Ser mujer, querer reinventar el amor: esto bastaba para despertar sospechas, empezando por las del propio Lenin. ¿Cómo puedes ser comunista y preocuparte por la sexualidad? ¿Cómo se relaciona esto con la lucha por la libertad? Para el líder bolchevique, estas concepciones sólo podían ser fruto de una burguesía ociosa y de moral disoluta. Entre las ideas más ofensivas: la teoría del ‘vaso de agua’ atribuida a Kollontaï, según la cual tener relaciones sexuales «debería ser tan simple y sin mayor importancia que beber un vaso de agua». En otras palabras: no debemos sentirnos culpables por tener relaciones sexuales y románticas con varias personas. Este «amor multiforme» es, de hecho, el directo precursor de lo que ahora llamamos ‘poliamor’.
En respuesta a las numerosísimas críticas que terminaron con su carrera política, la escritora, que fue la primera mujer en ocupar un puesto en el Gobierno soviético, sostuvo siempre que repensar el amor, y más ampliamente la forma ‘familia’, no es una moda burguesa, sino que esa desmitificación y liberalización del sexo estaba destinada a liberar a las mujeres de lo que ella llama la «triple carga» de trabajadora, madre y esposa o, en palabras acuñadas hoy mismo, «la carga mental». Kollontaï también mantuvo una relación crítica con el ‘amor libre’, practicado en un mundo capitalista. En una sociedad competitiva marcada por períodos reducidos de tiempo libre, el individuo sufre de «impotencia amorosa», que le impide cultivar relaciones profundas. Lejos del libertinaje burgués castigado por Lenin, el amor que ella pide es una forma de camaradería erótica habladora, libre de deseos corrosivos y posesivos. Por ello, aboga por la abolición del matrimonio monógamo, transmitiendo el sentimiento «tan profundamente arraigado, del derecho sobre el cuerpo, pero también sobre el alma del cónyuge».

Objetivo a.
Devuelve sin cambios las líneas de las entradas, comenzando por la primera y llegando hasta la que contiene "Text: 5: 5 <box>325 669 332 679</box>", ambas incluidas.

Entradas del conjunto.
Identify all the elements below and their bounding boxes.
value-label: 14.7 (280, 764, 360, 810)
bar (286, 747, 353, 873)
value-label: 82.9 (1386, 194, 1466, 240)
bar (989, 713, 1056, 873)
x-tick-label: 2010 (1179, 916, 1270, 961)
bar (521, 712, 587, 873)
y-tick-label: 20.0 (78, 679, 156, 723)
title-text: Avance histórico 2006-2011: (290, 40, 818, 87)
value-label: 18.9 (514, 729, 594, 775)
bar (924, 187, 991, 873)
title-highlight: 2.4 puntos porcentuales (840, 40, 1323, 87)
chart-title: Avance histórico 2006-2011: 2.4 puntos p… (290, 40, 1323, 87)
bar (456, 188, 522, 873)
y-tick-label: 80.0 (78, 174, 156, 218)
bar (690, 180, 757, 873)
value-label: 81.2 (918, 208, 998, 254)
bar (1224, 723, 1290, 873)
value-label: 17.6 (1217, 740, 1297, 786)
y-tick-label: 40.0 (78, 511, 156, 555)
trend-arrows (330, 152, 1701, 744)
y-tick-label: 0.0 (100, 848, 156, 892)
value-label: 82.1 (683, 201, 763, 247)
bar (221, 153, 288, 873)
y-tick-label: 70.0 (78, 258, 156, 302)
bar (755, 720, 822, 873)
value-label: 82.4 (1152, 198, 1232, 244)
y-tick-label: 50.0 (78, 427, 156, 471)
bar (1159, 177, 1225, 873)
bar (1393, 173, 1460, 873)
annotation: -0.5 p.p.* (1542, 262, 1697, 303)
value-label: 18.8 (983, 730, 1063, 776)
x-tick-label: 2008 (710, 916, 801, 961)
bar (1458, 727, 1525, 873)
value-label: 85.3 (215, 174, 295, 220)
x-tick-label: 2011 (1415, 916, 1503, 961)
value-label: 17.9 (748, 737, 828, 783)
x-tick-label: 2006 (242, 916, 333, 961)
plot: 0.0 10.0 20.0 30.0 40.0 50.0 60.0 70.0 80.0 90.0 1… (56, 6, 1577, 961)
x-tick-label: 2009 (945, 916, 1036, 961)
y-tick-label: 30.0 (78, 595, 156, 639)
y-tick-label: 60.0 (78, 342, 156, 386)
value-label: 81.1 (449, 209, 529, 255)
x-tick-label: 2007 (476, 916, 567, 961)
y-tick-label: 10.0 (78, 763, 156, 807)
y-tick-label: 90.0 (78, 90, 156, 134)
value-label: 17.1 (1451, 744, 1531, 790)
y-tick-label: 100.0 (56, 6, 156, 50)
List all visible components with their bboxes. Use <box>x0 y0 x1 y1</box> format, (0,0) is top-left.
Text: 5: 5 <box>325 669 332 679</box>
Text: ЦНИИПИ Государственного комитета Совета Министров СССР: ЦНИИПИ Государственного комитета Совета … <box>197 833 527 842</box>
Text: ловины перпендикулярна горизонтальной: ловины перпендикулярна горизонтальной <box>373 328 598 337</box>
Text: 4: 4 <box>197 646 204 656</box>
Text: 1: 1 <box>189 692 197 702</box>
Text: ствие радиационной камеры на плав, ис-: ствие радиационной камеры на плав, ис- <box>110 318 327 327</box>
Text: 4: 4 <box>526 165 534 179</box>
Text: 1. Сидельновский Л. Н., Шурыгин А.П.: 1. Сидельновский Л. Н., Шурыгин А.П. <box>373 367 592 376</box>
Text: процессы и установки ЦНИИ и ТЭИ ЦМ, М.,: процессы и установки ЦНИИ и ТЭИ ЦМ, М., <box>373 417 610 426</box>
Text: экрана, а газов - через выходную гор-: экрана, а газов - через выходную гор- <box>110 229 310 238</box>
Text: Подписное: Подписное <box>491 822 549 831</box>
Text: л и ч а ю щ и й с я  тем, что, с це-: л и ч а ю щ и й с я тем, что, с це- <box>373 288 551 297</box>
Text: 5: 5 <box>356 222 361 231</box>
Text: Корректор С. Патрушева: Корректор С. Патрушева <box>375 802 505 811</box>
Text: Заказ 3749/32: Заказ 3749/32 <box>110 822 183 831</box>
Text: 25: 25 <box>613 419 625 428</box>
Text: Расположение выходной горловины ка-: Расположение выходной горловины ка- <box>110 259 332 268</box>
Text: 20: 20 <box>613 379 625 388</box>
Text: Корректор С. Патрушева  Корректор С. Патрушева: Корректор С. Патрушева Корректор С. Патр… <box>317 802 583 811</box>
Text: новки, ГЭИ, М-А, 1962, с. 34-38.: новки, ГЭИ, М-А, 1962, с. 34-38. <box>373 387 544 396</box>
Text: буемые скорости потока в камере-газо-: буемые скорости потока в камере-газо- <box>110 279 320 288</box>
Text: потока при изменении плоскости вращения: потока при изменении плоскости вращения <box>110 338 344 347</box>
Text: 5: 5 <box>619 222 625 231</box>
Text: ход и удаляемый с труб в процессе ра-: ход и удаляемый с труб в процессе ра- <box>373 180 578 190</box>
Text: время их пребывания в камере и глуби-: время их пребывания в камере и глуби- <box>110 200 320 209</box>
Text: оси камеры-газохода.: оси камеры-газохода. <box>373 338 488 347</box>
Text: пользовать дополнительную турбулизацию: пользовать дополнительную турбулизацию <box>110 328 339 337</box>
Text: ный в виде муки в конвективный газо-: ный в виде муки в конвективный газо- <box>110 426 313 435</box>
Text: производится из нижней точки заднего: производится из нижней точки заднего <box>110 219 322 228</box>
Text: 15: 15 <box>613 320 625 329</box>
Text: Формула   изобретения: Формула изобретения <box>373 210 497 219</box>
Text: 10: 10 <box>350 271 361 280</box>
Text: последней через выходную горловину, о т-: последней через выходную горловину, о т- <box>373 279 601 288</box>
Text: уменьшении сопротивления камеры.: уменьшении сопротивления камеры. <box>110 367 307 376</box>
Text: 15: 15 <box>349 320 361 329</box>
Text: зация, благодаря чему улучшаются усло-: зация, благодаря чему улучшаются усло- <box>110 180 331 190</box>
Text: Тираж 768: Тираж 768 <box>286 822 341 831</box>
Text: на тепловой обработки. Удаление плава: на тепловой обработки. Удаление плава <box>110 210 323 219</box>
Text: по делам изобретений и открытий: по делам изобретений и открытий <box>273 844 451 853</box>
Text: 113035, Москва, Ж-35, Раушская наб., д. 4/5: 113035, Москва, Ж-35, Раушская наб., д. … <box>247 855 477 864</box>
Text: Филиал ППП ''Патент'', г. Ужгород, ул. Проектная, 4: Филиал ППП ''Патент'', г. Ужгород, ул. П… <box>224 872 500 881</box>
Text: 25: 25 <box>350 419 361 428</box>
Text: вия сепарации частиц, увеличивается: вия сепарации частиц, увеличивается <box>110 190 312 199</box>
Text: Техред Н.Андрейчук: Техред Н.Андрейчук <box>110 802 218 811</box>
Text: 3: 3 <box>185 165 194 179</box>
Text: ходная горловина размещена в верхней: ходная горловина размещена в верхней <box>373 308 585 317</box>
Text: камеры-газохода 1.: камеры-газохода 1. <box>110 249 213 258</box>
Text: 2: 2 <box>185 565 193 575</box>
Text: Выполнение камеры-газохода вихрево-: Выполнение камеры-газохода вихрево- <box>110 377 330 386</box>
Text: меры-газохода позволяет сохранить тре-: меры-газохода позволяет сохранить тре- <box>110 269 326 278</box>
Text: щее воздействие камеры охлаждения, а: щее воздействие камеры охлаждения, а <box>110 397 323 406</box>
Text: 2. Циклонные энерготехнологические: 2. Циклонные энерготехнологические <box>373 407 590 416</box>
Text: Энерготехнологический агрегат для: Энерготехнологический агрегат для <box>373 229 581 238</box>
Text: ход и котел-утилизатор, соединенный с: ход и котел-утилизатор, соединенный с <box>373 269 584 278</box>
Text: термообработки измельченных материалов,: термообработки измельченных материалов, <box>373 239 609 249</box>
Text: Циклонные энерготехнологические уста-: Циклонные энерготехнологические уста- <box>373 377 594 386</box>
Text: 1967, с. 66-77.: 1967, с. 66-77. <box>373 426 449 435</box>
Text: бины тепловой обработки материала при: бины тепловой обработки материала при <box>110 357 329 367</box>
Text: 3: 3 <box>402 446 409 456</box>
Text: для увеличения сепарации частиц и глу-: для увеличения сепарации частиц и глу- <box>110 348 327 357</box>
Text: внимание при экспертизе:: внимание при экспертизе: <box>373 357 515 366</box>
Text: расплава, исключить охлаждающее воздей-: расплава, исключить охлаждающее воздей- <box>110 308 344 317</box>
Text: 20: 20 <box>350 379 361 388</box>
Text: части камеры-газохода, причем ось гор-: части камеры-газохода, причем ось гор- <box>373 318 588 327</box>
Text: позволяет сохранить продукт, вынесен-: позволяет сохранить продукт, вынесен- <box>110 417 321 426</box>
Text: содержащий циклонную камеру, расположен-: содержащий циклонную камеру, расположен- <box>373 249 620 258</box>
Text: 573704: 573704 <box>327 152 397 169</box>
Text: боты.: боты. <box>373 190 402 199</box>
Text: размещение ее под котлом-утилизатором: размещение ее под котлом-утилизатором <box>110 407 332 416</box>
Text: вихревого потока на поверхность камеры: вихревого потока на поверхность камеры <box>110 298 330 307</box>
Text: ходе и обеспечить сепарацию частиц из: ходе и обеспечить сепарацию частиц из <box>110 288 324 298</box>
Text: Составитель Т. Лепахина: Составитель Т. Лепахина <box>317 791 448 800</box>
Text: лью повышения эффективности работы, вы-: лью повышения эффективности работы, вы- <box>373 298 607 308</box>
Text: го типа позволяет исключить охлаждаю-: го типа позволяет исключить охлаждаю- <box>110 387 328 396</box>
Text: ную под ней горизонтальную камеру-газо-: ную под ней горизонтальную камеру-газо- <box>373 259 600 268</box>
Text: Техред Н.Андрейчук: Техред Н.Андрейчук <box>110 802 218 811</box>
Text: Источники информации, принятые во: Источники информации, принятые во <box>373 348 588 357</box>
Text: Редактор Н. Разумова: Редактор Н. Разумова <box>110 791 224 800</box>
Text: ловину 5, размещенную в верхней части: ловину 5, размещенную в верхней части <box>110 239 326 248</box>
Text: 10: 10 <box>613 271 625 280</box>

Objetivo b.
Según el fragmento sobre Kollontaï, ¿qué tres papeles forman la «triple carga» de la que quería liberar a las mujeres?

Resultado correcto a.
Identify all the elements below and their bounding boxes.
value-label: 14.7 (280, 764, 360, 810)
bar (286, 747, 353, 873)
value-label: 82.9 (1386, 194, 1466, 240)
bar (989, 713, 1056, 873)
x-tick-label: 2010 (1179, 916, 1270, 961)
bar (521, 712, 587, 873)
y-tick-label: 20.0 (78, 679, 156, 723)
title-text: Avance histórico 2006-2011: (290, 40, 818, 87)
value-label: 18.9 (514, 729, 594, 775)
bar (924, 187, 991, 873)
title-highlight: 2.4 puntos porcentuales (840, 40, 1323, 87)
chart-title: Avance histórico 2006-2011: 2.4 puntos p… (290, 40, 1323, 87)
bar (456, 188, 522, 873)
y-tick-label: 80.0 (78, 174, 156, 218)
bar (690, 180, 757, 873)
value-label: 81.2 (918, 208, 998, 254)
bar (1224, 723, 1290, 873)
value-label: 17.6 (1217, 740, 1297, 786)
y-tick-label: 40.0 (78, 511, 156, 555)
trend-arrows (330, 152, 1701, 744)
y-tick-label: 0.0 (100, 848, 156, 892)
value-label: 82.1 (683, 201, 763, 247)
bar (221, 153, 288, 873)
y-tick-label: 70.0 (78, 258, 156, 302)
bar (755, 720, 822, 873)
value-label: 82.4 (1152, 198, 1232, 244)
y-tick-label: 50.0 (78, 427, 156, 471)
bar (1159, 177, 1225, 873)
bar (1393, 173, 1460, 873)
annotation: -0.5 p.p.* (1542, 262, 1697, 303)
value-label: 18.8 (983, 730, 1063, 776)
x-tick-label: 2008 (710, 916, 801, 961)
bar (1458, 727, 1525, 873)
value-label: 85.3 (215, 174, 295, 220)
x-tick-label: 2011 (1415, 916, 1503, 961)
value-label: 17.9 (748, 737, 828, 783)
x-tick-label: 2006 (242, 916, 333, 961)
plot: 0.0 10.0 20.0 30.0 40.0 50.0 60.0 70.0 80.0 90.0 1… (56, 6, 1577, 961)
x-tick-label: 2009 (945, 916, 1036, 961)
y-tick-label: 30.0 (78, 595, 156, 639)
y-tick-label: 60.0 (78, 342, 156, 386)
value-label: 81.1 (449, 209, 529, 255)
x-tick-label: 2007 (476, 916, 567, 961)
y-tick-label: 10.0 (78, 763, 156, 807)
y-tick-label: 90.0 (78, 90, 156, 134)
value-label: 17.1 (1451, 744, 1531, 790)
y-tick-label: 100.0 (56, 6, 156, 50)
List all visible components with their bboxes. Use <box>x0 y0 x1 y1</box> format, (0,0) is top-left.
Text: 5: 5 <box>325 669 332 679</box>

Resultado correcto b.
Los de trabajadora, madre y esposa.